— Start SOURCE RECORDS —

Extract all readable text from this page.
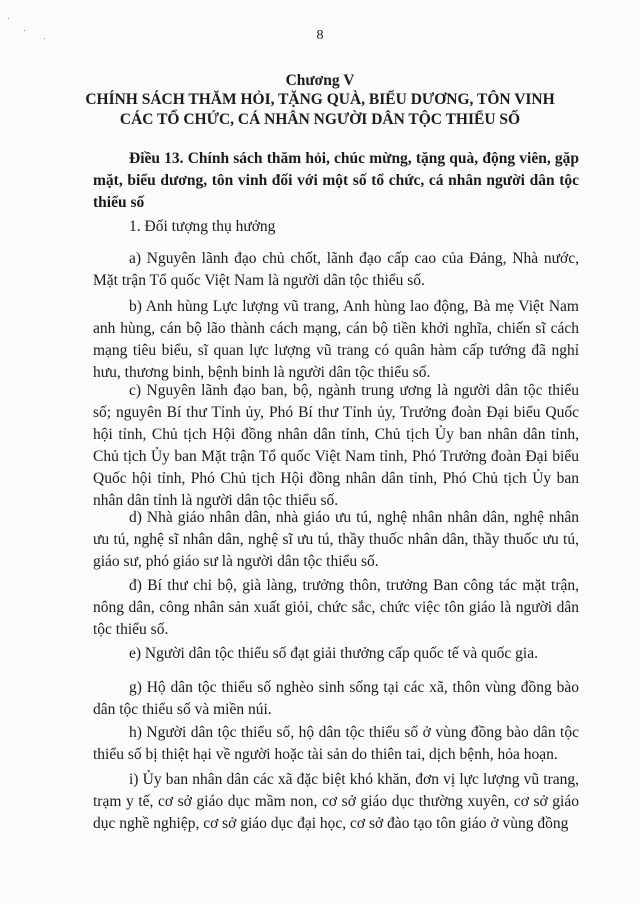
8
Chương V
CHÍNH SÁCH THĂM HỎI, TẶNG QUÀ, BIỂU DƯƠNG, TÔN VINH
CÁC TỔ CHỨC, CÁ NHÂN NGƯỜI DÂN TỘC THIỂU SỐ

Điều 13. Chính sách thăm hỏi, chúc mừng, tặng quà, động viên, gặp mặt, biểu dương, tôn vinh đối với một số tổ chức, cá nhân người dân tộc thiểu số

1. Đối tượng thụ hưởng

a) Nguyên lãnh đạo chủ chốt, lãnh đạo cấp cao của Đảng, Nhà nước, Mặt trận Tổ quốc Việt Nam là người dân tộc thiểu số.

b) Anh hùng Lực lượng vũ trang, Anh hùng lao động, Bà mẹ Việt Nam anh hùng, cán bộ lão thành cách mạng, cán bộ tiền khởi nghĩa, chiến sĩ cách mạng tiêu biểu, sĩ quan lực lượng vũ trang có quân hàm cấp tướng đã nghỉ hưu, thương binh, bệnh binh là người dân tộc thiểu số.

c) Nguyên lãnh đạo ban, bộ, ngành trung ương là người dân tộc thiểu số; nguyên Bí thư Tỉnh ủy, Phó Bí thư Tỉnh ủy, Trưởng đoàn Đại biểu Quốc hội tỉnh, Chủ tịch Hội đồng nhân dân tỉnh, Chủ tịch Ủy ban nhân dân tỉnh, Chủ tịch Ủy ban Mặt trận Tổ quốc Việt Nam tỉnh, Phó Trưởng đoàn Đại biểu Quốc hội tỉnh, Phó Chủ tịch Hội đồng nhân dân tỉnh, Phó Chủ tịch Ủy ban nhân dân tỉnh là người dân tộc thiểu số.

d) Nhà giáo nhân dân, nhà giáo ưu tú, nghệ nhân nhân dân, nghệ nhân ưu tú, nghệ sĩ nhân dân, nghệ sĩ ưu tú, thầy thuốc nhân dân, thầy thuốc ưu tú, giáo sư, phó giáo sư là người dân tộc thiểu số.

đ) Bí thư chi bộ, già làng, trưởng thôn, trưởng Ban công tác mặt trận, nông dân, công nhân sản xuất giỏi, chức sắc, chức việc tôn giáo là người dân tộc thiểu số.

e) Người dân tộc thiểu số đạt giải thưởng cấp quốc tế và quốc gia.

g) Hộ dân tộc thiểu số nghèo sinh sống tại các xã, thôn vùng đồng bào dân tộc thiểu số và miền núi.

h) Người dân tộc thiểu số, hộ dân tộc thiểu số ở vùng đồng bào dân tộc thiểu số bị thiệt hại về người hoặc tài sản do thiên tai, dịch bệnh, hỏa hoạn.

i) Ủy ban nhân dân các xã đặc biệt khó khăn, đơn vị lực lượng vũ trang, trạm y tế, cơ sở giáo dục mầm non, cơ sở giáo dục thường xuyên, cơ sở giáo dục nghề nghiệp, cơ sở giáo dục đại học, cơ sở đào tạo tôn giáo ở vùng đồng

— End SOURCE RECORDS —

■ **YOUR TASK**
Write out all the entries word for word, but skip any images.

■ **ANSWER**
Extract all readable text from this page.
8
Chương V
CHÍNH SÁCH THĂM HỎI, TẶNG QUÀ, BIỂU DƯƠNG, TÔN VINH
CÁC TỔ CHỨC, CÁ NHÂN NGƯỜI DÂN TỘC THIỂU SỐ

Điều 13. Chính sách thăm hỏi, chúc mừng, tặng quà, động viên, gặp mặt, biểu dương, tôn vinh đối với một số tổ chức, cá nhân người dân tộc thiểu số

1. Đối tượng thụ hưởng

a) Nguyên lãnh đạo chủ chốt, lãnh đạo cấp cao của Đảng, Nhà nước, Mặt trận Tổ quốc Việt Nam là người dân tộc thiểu số.

b) Anh hùng Lực lượng vũ trang, Anh hùng lao động, Bà mẹ Việt Nam anh hùng, cán bộ lão thành cách mạng, cán bộ tiền khởi nghĩa, chiến sĩ cách mạng tiêu biểu, sĩ quan lực lượng vũ trang có quân hàm cấp tướng đã nghỉ hưu, thương binh, bệnh binh là người dân tộc thiểu số.

c) Nguyên lãnh đạo ban, bộ, ngành trung ương là người dân tộc thiểu số; nguyên Bí thư Tỉnh ủy, Phó Bí thư Tỉnh ủy, Trưởng đoàn Đại biểu Quốc hội tỉnh, Chủ tịch Hội đồng nhân dân tỉnh, Chủ tịch Ủy ban nhân dân tỉnh, Chủ tịch Ủy ban Mặt trận Tổ quốc Việt Nam tỉnh, Phó Trưởng đoàn Đại biểu Quốc hội tỉnh, Phó Chủ tịch Hội đồng nhân dân tỉnh, Phó Chủ tịch Ủy ban nhân dân tỉnh là người dân tộc thiểu số.

d) Nhà giáo nhân dân, nhà giáo ưu tú, nghệ nhân nhân dân, nghệ nhân ưu tú, nghệ sĩ nhân dân, nghệ sĩ ưu tú, thầy thuốc nhân dân, thầy thuốc ưu tú, giáo sư, phó giáo sư là người dân tộc thiểu số.

đ) Bí thư chi bộ, già làng, trưởng thôn, trưởng Ban công tác mặt trận, nông dân, công nhân sản xuất giỏi, chức sắc, chức việc tôn giáo là người dân tộc thiểu số.

e) Người dân tộc thiểu số đạt giải thưởng cấp quốc tế và quốc gia.

g) Hộ dân tộc thiểu số nghèo sinh sống tại các xã, thôn vùng đồng bào dân tộc thiểu số và miền núi.

h) Người dân tộc thiểu số, hộ dân tộc thiểu số ở vùng đồng bào dân tộc thiểu số bị thiệt hại về người hoặc tài sản do thiên tai, dịch bệnh, hỏa hoạn.

i) Ủy ban nhân dân các xã đặc biệt khó khăn, đơn vị lực lượng vũ trang, trạm y tế, cơ sở giáo dục mầm non, cơ sở giáo dục thường xuyên, cơ sở giáo dục nghề nghiệp, cơ sở giáo dục đại học, cơ sở đào tạo tôn giáo ở vùng đồng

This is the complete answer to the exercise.